[Raw records]
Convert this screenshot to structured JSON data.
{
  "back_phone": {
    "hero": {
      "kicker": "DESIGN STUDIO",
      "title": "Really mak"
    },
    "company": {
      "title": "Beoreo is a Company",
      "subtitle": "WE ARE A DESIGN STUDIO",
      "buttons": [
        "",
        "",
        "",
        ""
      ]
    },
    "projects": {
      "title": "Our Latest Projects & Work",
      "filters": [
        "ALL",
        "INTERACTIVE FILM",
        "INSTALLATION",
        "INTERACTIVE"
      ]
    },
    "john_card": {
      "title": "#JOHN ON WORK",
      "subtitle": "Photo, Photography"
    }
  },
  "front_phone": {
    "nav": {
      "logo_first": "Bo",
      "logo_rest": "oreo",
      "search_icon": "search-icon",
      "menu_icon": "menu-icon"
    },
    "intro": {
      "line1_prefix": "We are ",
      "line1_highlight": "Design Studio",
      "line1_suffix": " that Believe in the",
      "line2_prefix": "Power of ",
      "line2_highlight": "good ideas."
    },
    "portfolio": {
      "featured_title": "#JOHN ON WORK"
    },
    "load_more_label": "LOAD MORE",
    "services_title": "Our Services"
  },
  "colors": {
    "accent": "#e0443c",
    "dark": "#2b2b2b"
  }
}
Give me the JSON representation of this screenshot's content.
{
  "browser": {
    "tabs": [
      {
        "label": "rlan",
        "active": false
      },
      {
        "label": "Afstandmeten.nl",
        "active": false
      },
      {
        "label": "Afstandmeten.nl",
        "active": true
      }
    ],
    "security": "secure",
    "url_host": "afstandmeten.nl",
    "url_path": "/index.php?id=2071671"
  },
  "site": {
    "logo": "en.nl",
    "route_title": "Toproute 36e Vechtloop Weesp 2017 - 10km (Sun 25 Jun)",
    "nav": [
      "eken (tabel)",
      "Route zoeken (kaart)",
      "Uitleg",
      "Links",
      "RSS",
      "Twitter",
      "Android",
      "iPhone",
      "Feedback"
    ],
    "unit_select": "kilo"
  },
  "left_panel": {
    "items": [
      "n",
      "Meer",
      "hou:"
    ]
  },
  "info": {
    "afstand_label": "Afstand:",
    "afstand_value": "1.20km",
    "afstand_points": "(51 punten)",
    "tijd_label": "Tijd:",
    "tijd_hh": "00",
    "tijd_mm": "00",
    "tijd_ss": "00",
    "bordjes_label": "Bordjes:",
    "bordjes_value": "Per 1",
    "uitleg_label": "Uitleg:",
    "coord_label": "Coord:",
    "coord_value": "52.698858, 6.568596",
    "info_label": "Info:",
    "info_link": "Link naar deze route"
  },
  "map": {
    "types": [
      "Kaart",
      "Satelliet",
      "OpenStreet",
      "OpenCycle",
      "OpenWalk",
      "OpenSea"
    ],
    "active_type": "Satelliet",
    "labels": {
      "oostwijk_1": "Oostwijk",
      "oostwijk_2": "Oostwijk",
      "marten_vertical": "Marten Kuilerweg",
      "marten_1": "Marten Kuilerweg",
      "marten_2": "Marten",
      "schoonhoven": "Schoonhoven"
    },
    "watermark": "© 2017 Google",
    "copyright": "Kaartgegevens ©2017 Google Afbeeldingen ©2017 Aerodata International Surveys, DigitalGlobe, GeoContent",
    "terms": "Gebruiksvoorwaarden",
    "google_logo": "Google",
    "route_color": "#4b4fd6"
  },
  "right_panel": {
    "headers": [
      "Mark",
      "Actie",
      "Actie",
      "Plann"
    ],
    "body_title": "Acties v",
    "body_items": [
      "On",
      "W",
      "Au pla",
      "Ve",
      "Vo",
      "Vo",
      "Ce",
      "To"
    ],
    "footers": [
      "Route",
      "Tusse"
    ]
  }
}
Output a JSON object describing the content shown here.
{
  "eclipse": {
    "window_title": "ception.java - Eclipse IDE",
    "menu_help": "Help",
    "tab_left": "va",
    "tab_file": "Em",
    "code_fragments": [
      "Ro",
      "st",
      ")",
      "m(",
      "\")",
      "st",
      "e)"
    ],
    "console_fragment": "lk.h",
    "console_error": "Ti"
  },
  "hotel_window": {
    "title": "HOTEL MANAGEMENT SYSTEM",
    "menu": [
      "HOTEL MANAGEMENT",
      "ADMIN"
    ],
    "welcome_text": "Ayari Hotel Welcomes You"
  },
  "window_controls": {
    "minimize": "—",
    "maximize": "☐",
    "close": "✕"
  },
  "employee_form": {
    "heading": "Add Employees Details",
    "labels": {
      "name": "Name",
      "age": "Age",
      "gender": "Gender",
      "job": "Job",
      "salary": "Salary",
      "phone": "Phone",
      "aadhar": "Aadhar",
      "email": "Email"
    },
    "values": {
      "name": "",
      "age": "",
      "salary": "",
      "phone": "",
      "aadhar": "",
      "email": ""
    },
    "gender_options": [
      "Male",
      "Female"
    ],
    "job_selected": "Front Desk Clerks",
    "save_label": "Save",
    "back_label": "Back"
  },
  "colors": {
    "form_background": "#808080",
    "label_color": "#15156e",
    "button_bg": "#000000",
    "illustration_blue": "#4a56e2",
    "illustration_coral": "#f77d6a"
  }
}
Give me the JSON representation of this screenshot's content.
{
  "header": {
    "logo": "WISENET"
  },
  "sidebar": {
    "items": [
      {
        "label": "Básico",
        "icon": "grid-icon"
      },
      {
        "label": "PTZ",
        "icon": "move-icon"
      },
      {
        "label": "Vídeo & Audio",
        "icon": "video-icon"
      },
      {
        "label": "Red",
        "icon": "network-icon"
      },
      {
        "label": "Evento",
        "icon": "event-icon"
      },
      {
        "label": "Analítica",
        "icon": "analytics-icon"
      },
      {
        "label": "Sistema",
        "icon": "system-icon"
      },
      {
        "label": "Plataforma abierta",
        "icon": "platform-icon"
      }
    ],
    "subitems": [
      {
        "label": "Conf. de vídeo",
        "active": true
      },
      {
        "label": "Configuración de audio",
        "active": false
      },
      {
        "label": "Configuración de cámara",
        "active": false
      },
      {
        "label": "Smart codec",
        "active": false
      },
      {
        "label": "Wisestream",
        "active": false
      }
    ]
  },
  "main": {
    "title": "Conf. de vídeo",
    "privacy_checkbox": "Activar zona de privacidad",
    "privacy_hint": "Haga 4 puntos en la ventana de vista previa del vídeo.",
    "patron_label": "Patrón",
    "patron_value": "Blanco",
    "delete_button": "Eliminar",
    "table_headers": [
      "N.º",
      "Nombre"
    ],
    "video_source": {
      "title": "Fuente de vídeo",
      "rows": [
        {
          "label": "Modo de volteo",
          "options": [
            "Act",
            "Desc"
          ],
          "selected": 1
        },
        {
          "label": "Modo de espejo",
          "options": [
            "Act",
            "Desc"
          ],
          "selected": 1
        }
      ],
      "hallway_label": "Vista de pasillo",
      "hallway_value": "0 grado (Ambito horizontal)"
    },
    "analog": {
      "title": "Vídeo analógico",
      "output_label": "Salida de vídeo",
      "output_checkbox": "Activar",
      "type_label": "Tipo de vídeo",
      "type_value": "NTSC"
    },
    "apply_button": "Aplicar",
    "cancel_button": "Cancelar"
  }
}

*Task requirements*. In the records above, how many lines contain the word "subtitle"? Give the number alone.

*Right answer*. 2